Goal:
Retype every entry word for word.

Data provided:

[Start]

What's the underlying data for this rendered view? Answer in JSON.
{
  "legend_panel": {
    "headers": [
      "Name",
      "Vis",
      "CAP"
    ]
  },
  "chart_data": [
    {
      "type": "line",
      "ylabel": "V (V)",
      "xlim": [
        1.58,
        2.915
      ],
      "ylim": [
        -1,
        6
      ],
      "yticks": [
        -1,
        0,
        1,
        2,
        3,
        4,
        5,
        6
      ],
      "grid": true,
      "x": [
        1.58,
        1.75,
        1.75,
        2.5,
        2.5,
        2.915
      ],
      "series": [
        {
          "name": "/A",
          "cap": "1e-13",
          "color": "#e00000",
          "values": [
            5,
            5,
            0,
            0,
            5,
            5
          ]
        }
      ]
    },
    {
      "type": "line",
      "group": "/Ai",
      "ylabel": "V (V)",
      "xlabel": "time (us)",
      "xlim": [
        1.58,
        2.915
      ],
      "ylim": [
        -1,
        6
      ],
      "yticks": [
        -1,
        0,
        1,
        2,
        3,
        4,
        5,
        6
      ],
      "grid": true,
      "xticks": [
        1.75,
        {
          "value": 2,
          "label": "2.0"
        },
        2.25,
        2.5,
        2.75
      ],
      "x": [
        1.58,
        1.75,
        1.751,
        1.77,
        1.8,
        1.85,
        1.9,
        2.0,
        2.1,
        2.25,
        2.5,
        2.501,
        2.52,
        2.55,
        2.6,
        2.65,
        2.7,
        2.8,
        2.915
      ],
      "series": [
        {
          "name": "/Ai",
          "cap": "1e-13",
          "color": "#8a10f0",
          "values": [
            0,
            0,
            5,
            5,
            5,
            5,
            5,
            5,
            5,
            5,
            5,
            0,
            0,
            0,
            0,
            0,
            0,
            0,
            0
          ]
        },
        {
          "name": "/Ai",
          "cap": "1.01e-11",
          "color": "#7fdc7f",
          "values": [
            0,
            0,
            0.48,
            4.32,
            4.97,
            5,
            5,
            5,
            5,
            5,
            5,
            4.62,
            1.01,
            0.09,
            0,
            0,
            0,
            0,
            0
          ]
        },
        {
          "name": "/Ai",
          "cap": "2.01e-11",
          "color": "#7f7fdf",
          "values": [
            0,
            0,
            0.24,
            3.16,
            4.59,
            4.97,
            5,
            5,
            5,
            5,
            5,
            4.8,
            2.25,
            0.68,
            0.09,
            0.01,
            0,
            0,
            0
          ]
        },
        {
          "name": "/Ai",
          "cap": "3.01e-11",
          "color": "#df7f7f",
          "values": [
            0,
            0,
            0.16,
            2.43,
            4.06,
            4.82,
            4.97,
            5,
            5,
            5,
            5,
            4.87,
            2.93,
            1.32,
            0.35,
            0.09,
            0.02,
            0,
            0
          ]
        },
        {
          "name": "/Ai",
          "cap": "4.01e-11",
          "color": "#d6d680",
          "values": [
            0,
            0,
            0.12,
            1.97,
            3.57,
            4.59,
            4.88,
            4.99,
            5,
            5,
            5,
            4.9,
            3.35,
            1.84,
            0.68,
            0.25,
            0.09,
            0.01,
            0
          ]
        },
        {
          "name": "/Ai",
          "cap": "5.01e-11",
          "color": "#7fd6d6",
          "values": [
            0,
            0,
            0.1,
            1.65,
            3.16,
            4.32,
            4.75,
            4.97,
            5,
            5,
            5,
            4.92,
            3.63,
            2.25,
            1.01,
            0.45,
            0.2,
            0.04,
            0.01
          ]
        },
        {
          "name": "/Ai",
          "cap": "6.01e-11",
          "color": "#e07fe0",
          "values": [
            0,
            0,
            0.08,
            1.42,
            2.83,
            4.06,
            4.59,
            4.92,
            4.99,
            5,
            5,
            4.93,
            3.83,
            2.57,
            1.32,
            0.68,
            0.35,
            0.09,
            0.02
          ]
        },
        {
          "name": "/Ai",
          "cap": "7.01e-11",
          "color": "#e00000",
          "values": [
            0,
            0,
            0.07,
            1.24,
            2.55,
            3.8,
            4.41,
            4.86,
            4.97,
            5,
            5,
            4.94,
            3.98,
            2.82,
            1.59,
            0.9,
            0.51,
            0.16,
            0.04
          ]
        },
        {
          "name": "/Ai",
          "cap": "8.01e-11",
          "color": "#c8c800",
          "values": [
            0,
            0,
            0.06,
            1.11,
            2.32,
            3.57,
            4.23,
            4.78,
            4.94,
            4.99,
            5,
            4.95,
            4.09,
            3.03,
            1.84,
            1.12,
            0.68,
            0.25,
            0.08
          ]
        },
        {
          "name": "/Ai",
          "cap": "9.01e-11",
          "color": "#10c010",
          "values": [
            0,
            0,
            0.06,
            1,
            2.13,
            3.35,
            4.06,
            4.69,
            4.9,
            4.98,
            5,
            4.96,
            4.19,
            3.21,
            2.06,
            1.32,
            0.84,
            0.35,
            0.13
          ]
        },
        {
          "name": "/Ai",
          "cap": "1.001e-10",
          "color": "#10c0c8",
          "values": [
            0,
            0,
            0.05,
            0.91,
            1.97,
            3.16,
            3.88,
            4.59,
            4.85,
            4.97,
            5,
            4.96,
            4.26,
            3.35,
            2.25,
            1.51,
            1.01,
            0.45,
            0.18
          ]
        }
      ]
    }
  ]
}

[End]

Answer to the exercise:
What's the underlying data for this rendered view? Answer in JSON.
{
  "legend_panel": {
    "headers": [
      "Name",
      "Vis",
      "CAP"
    ]
  },
  "chart_data": [
    {
      "type": "line",
      "ylabel": "V (V)",
      "xlim": [
        1.58,
        2.915
      ],
      "ylim": [
        -1,
        6
      ],
      "yticks": [
        -1,
        0,
        1,
        2,
        3,
        4,
        5,
        6
      ],
      "grid": true,
      "x": [
        1.58,
        1.75,
        1.75,
        2.5,
        2.5,
        2.915
      ],
      "series": [
        {
          "name": "/A",
          "cap": "1e-13",
          "color": "#e00000",
          "values": [
            5,
            5,
            0,
            0,
            5,
            5
          ]
        }
      ]
    },
    {
      "type": "line",
      "group": "/Ai",
      "ylabel": "V (V)",
      "xlabel": "time (us)",
      "xlim": [
        1.58,
        2.915
      ],
      "ylim": [
        -1,
        6
      ],
      "yticks": [
        -1,
        0,
        1,
        2,
        3,
        4,
        5,
        6
      ],
      "grid": true,
      "xticks": [
        1.75,
        {
          "value": 2,
          "label": "2.0"
        },
        2.25,
        2.5,
        2.75
      ],
      "x": [
        1.58,
        1.75,
        1.751,
        1.77,
        1.8,
        1.85,
        1.9,
        2.0,
        2.1,
        2.25,
        2.5,
        2.501,
        2.52,
        2.55,
        2.6,
        2.65,
        2.7,
        2.8,
        2.915
      ],
      "series": [
        {
          "name": "/Ai",
          "cap": "1e-13",
          "color": "#8a10f0",
          "values": [
            0,
            0,
            5,
            5,
            5,
            5,
            5,
            5,
            5,
            5,
            5,
            0,
            0,
            0,
            0,
            0,
            0,
            0,
            0
          ]
        },
        {
          "name": "/Ai",
          "cap": "1.01e-11",
          "color": "#7fdc7f",
          "values": [
            0,
            0,
            0.48,
            4.32,
            4.97,
            5,
            5,
            5,
            5,
            5,
            5,
            4.62,
            1.01,
            0.09,
            0,
            0,
            0,
            0,
            0
          ]
        },
        {
          "name": "/Ai",
          "cap": "2.01e-11",
          "color": "#7f7fdf",
          "values": [
            0,
            0,
            0.24,
            3.16,
            4.59,
            4.97,
            5,
            5,
            5,
            5,
            5,
            4.8,
            2.25,
            0.68,
            0.09,
            0.01,
            0,
            0,
            0
          ]
        },
        {
          "name": "/Ai",
          "cap": "3.01e-11",
          "color": "#df7f7f",
          "values": [
            0,
            0,
            0.16,
            2.43,
            4.06,
            4.82,
            4.97,
            5,
            5,
            5,
            5,
            4.87,
            2.93,
            1.32,
            0.35,
            0.09,
            0.02,
            0,
            0
          ]
        },
        {
          "name": "/Ai",
          "cap": "4.01e-11",
          "color": "#d6d680",
          "values": [
            0,
            0,
            0.12,
            1.97,
            3.57,
            4.59,
            4.88,
            4.99,
            5,
            5,
            5,
            4.9,
            3.35,
            1.84,
            0.68,
            0.25,
            0.09,
            0.01,
            0
          ]
        },
        {
          "name": "/Ai",
          "cap": "5.01e-11",
          "color": "#7fd6d6",
          "values": [
            0,
            0,
            0.1,
            1.65,
            3.16,
            4.32,
            4.75,
            4.97,
            5,
            5,
            5,
            4.92,
            3.63,
            2.25,
            1.01,
            0.45,
            0.2,
            0.04,
            0.01
          ]
        },
        {
          "name": "/Ai",
          "cap": "6.01e-11",
          "color": "#e07fe0",
          "values": [
            0,
            0,
            0.08,
            1.42,
            2.83,
            4.06,
            4.59,
            4.92,
            4.99,
            5,
            5,
            4.93,
            3.83,
            2.57,
            1.32,
            0.68,
            0.35,
            0.09,
            0.02
          ]
        },
        {
          "name": "/Ai",
          "cap": "7.01e-11",
          "color": "#e00000",
          "values": [
            0,
            0,
            0.07,
            1.24,
            2.55,
            3.8,
            4.41,
            4.86,
            4.97,
            5,
            5,
            4.94,
            3.98,
            2.82,
            1.59,
            0.9,
            0.51,
            0.16,
            0.04
          ]
        },
        {
          "name": "/Ai",
          "cap": "8.01e-11",
          "color": "#c8c800",
          "values": [
            0,
            0,
            0.06,
            1.11,
            2.32,
            3.57,
            4.23,
            4.78,
            4.94,
            4.99,
            5,
            4.95,
            4.09,
            3.03,
            1.84,
            1.12,
            0.68,
            0.25,
            0.08
          ]
        },
        {
          "name": "/Ai",
          "cap": "9.01e-11",
          "color": "#10c010",
          "values": [
            0,
            0,
            0.06,
            1,
            2.13,
            3.35,
            4.06,
            4.69,
            4.9,
            4.98,
            5,
            4.96,
            4.19,
            3.21,
            2.06,
            1.32,
            0.84,
            0.35,
            0.13
          ]
        },
        {
          "name": "/Ai",
          "cap": "1.001e-10",
          "color": "#10c0c8",
          "values": [
            0,
            0,
            0.05,
            0.91,
            1.97,
            3.16,
            3.88,
            4.59,
            4.85,
            4.97,
            5,
            4.96,
            4.26,
            3.35,
            2.25,
            1.51,
            1.01,
            0.45,
            0.18
          ]
        }
      ]
    }
  ]
}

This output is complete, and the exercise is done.